===== Input records =====

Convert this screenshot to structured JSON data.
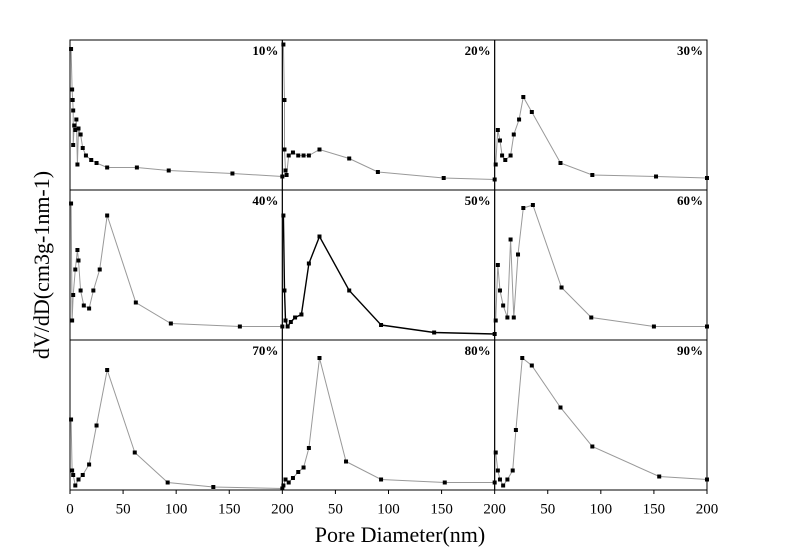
{
  "xlabel": "Pore Diameter(nm)",
  "ylabel": "dV/dD(cm3g-1nm-1)",
  "chart_data": [
    {
      "type": "line",
      "title": "10%",
      "color": "#999999",
      "marker_color": "#000000",
      "xlim": [
        0,
        200
      ],
      "ylim": [
        0,
        1
      ],
      "x": [
        1,
        2,
        2.5,
        3,
        3,
        4,
        5,
        6,
        7,
        8,
        10,
        12,
        15,
        20,
        25,
        35,
        63,
        93,
        153,
        200
      ],
      "values": [
        0.94,
        0.67,
        0.6,
        0.53,
        0.3,
        0.43,
        0.4,
        0.47,
        0.17,
        0.41,
        0.37,
        0.28,
        0.23,
        0.2,
        0.18,
        0.15,
        0.15,
        0.13,
        0.11,
        0.09
      ]
    },
    {
      "type": "line",
      "title": "20%",
      "color": "#999999",
      "marker_color": "#000000",
      "xlim": [
        0,
        200
      ],
      "ylim": [
        0,
        1
      ],
      "x": [
        1,
        2,
        2,
        3,
        4,
        6,
        10,
        15,
        20,
        25,
        35,
        63,
        90,
        152,
        200
      ],
      "values": [
        0.97,
        0.6,
        0.27,
        0.13,
        0.1,
        0.23,
        0.25,
        0.23,
        0.23,
        0.23,
        0.27,
        0.21,
        0.12,
        0.08,
        0.07
      ]
    },
    {
      "type": "line",
      "title": "30%",
      "color": "#999999",
      "marker_color": "#000000",
      "xlim": [
        0,
        200
      ],
      "ylim": [
        0,
        1
      ],
      "x": [
        1,
        3,
        5,
        7,
        10,
        15,
        18,
        23,
        27,
        35,
        62,
        92,
        152,
        200
      ],
      "values": [
        0.17,
        0.4,
        0.33,
        0.23,
        0.2,
        0.23,
        0.37,
        0.47,
        0.62,
        0.52,
        0.18,
        0.1,
        0.09,
        0.08
      ]
    },
    {
      "type": "line",
      "title": "40%",
      "color": "#999999",
      "marker_color": "#000000",
      "xlim": [
        0,
        200
      ],
      "ylim": [
        0,
        1
      ],
      "x": [
        1,
        2,
        3,
        5,
        7,
        8,
        10,
        13,
        18,
        22,
        28,
        35,
        62,
        95,
        160,
        200
      ],
      "values": [
        0.91,
        0.13,
        0.3,
        0.47,
        0.6,
        0.53,
        0.33,
        0.23,
        0.21,
        0.33,
        0.47,
        0.83,
        0.25,
        0.11,
        0.09,
        0.09
      ]
    },
    {
      "type": "line",
      "title": "50%",
      "color": "#000000",
      "marker_color": "#000000",
      "xlim": [
        0,
        200
      ],
      "ylim": [
        0,
        1
      ],
      "x": [
        1,
        2,
        3,
        5,
        8,
        12,
        18,
        25,
        35,
        63,
        93,
        143,
        200
      ],
      "values": [
        0.83,
        0.33,
        0.13,
        0.09,
        0.12,
        0.15,
        0.17,
        0.51,
        0.69,
        0.33,
        0.1,
        0.05,
        0.04
      ]
    },
    {
      "type": "line",
      "title": "60%",
      "color": "#999999",
      "marker_color": "#000000",
      "xlim": [
        0,
        200
      ],
      "ylim": [
        0,
        1
      ],
      "x": [
        1,
        3,
        5,
        8,
        12,
        15,
        18,
        22,
        27,
        36,
        63,
        91,
        150,
        200
      ],
      "values": [
        0.13,
        0.5,
        0.33,
        0.23,
        0.15,
        0.67,
        0.15,
        0.57,
        0.88,
        0.9,
        0.35,
        0.15,
        0.09,
        0.09
      ]
    },
    {
      "type": "line",
      "title": "70%",
      "color": "#999999",
      "marker_color": "#000000",
      "xlim": [
        0,
        200
      ],
      "ylim": [
        0,
        1
      ],
      "xticks": [
        0,
        50,
        100,
        150,
        200
      ],
      "x": [
        1,
        2,
        3,
        5,
        8,
        12,
        18,
        25,
        35,
        61,
        92,
        135,
        200
      ],
      "values": [
        0.47,
        0.13,
        0.1,
        0.03,
        0.07,
        0.1,
        0.17,
        0.43,
        0.8,
        0.25,
        0.05,
        0.02,
        0.01
      ]
    },
    {
      "type": "line",
      "title": "80%",
      "color": "#999999",
      "marker_color": "#000000",
      "xlim": [
        0,
        200
      ],
      "ylim": [
        0,
        1
      ],
      "xticks": [
        50,
        100,
        150,
        200
      ],
      "x": [
        1,
        3,
        6,
        10,
        15,
        20,
        25,
        35,
        60,
        93,
        153,
        200
      ],
      "values": [
        0.03,
        0.07,
        0.05,
        0.08,
        0.12,
        0.15,
        0.28,
        0.88,
        0.19,
        0.07,
        0.05,
        0.05
      ]
    },
    {
      "type": "line",
      "title": "90%",
      "color": "#999999",
      "marker_color": "#000000",
      "xlim": [
        0,
        200
      ],
      "ylim": [
        0,
        1
      ],
      "xticks": [
        50,
        100,
        150,
        200
      ],
      "x": [
        1,
        3,
        5,
        8,
        12,
        17,
        20,
        26,
        35,
        62,
        92,
        155,
        200
      ],
      "values": [
        0.25,
        0.13,
        0.07,
        0.03,
        0.07,
        0.13,
        0.4,
        0.88,
        0.83,
        0.55,
        0.29,
        0.09,
        0.07
      ]
    }
  ]
}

=====

- _Task brief_: Repeat verbatim all the material, but not the pictures.

- _Output for this exercise_:
Convert this screenshot to structured JSON data.
{
  "xlabel": "Pore Diameter(nm)",
  "ylabel": "dV/dD(cm3g-1nm-1)",
  "chart_data": [
    {
      "type": "line",
      "title": "10%",
      "color": "#999999",
      "marker_color": "#000000",
      "xlim": [
        0,
        200
      ],
      "ylim": [
        0,
        1
      ],
      "x": [
        1,
        2,
        2.5,
        3,
        3,
        4,
        5,
        6,
        7,
        8,
        10,
        12,
        15,
        20,
        25,
        35,
        63,
        93,
        153,
        200
      ],
      "values": [
        0.94,
        0.67,
        0.6,
        0.53,
        0.3,
        0.43,
        0.4,
        0.47,
        0.17,
        0.41,
        0.37,
        0.28,
        0.23,
        0.2,
        0.18,
        0.15,
        0.15,
        0.13,
        0.11,
        0.09
      ]
    },
    {
      "type": "line",
      "title": "20%",
      "color": "#999999",
      "marker_color": "#000000",
      "xlim": [
        0,
        200
      ],
      "ylim": [
        0,
        1
      ],
      "x": [
        1,
        2,
        2,
        3,
        4,
        6,
        10,
        15,
        20,
        25,
        35,
        63,
        90,
        152,
        200
      ],
      "values": [
        0.97,
        0.6,
        0.27,
        0.13,
        0.1,
        0.23,
        0.25,
        0.23,
        0.23,
        0.23,
        0.27,
        0.21,
        0.12,
        0.08,
        0.07
      ]
    },
    {
      "type": "line",
      "title": "30%",
      "color": "#999999",
      "marker_color": "#000000",
      "xlim": [
        0,
        200
      ],
      "ylim": [
        0,
        1
      ],
      "x": [
        1,
        3,
        5,
        7,
        10,
        15,
        18,
        23,
        27,
        35,
        62,
        92,
        152,
        200
      ],
      "values": [
        0.17,
        0.4,
        0.33,
        0.23,
        0.2,
        0.23,
        0.37,
        0.47,
        0.62,
        0.52,
        0.18,
        0.1,
        0.09,
        0.08
      ]
    },
    {
      "type": "line",
      "title": "40%",
      "color": "#999999",
      "marker_color": "#000000",
      "xlim": [
        0,
        200
      ],
      "ylim": [
        0,
        1
      ],
      "x": [
        1,
        2,
        3,
        5,
        7,
        8,
        10,
        13,
        18,
        22,
        28,
        35,
        62,
        95,
        160,
        200
      ],
      "values": [
        0.91,
        0.13,
        0.3,
        0.47,
        0.6,
        0.53,
        0.33,
        0.23,
        0.21,
        0.33,
        0.47,
        0.83,
        0.25,
        0.11,
        0.09,
        0.09
      ]
    },
    {
      "type": "line",
      "title": "50%",
      "color": "#000000",
      "marker_color": "#000000",
      "xlim": [
        0,
        200
      ],
      "ylim": [
        0,
        1
      ],
      "x": [
        1,
        2,
        3,
        5,
        8,
        12,
        18,
        25,
        35,
        63,
        93,
        143,
        200
      ],
      "values": [
        0.83,
        0.33,
        0.13,
        0.09,
        0.12,
        0.15,
        0.17,
        0.51,
        0.69,
        0.33,
        0.1,
        0.05,
        0.04
      ]
    },
    {
      "type": "line",
      "title": "60%",
      "color": "#999999",
      "marker_color": "#000000",
      "xlim": [
        0,
        200
      ],
      "ylim": [
        0,
        1
      ],
      "x": [
        1,
        3,
        5,
        8,
        12,
        15,
        18,
        22,
        27,
        36,
        63,
        91,
        150,
        200
      ],
      "values": [
        0.13,
        0.5,
        0.33,
        0.23,
        0.15,
        0.67,
        0.15,
        0.57,
        0.88,
        0.9,
        0.35,
        0.15,
        0.09,
        0.09
      ]
    },
    {
      "type": "line",
      "title": "70%",
      "color": "#999999",
      "marker_color": "#000000",
      "xlim": [
        0,
        200
      ],
      "ylim": [
        0,
        1
      ],
      "xticks": [
        0,
        50,
        100,
        150,
        200
      ],
      "x": [
        1,
        2,
        3,
        5,
        8,
        12,
        18,
        25,
        35,
        61,
        92,
        135,
        200
      ],
      "values": [
        0.47,
        0.13,
        0.1,
        0.03,
        0.07,
        0.1,
        0.17,
        0.43,
        0.8,
        0.25,
        0.05,
        0.02,
        0.01
      ]
    },
    {
      "type": "line",
      "title": "80%",
      "color": "#999999",
      "marker_color": "#000000",
      "xlim": [
        0,
        200
      ],
      "ylim": [
        0,
        1
      ],
      "xticks": [
        50,
        100,
        150,
        200
      ],
      "x": [
        1,
        3,
        6,
        10,
        15,
        20,
        25,
        35,
        60,
        93,
        153,
        200
      ],
      "values": [
        0.03,
        0.07,
        0.05,
        0.08,
        0.12,
        0.15,
        0.28,
        0.88,
        0.19,
        0.07,
        0.05,
        0.05
      ]
    },
    {
      "type": "line",
      "title": "90%",
      "color": "#999999",
      "marker_color": "#000000",
      "xlim": [
        0,
        200
      ],
      "ylim": [
        0,
        1
      ],
      "xticks": [
        50,
        100,
        150,
        200
      ],
      "x": [
        1,
        3,
        5,
        8,
        12,
        17,
        20,
        26,
        35,
        62,
        92,
        155,
        200
      ],
      "values": [
        0.25,
        0.13,
        0.07,
        0.03,
        0.07,
        0.13,
        0.4,
        0.88,
        0.83,
        0.55,
        0.29,
        0.09,
        0.07
      ]
    }
  ]
}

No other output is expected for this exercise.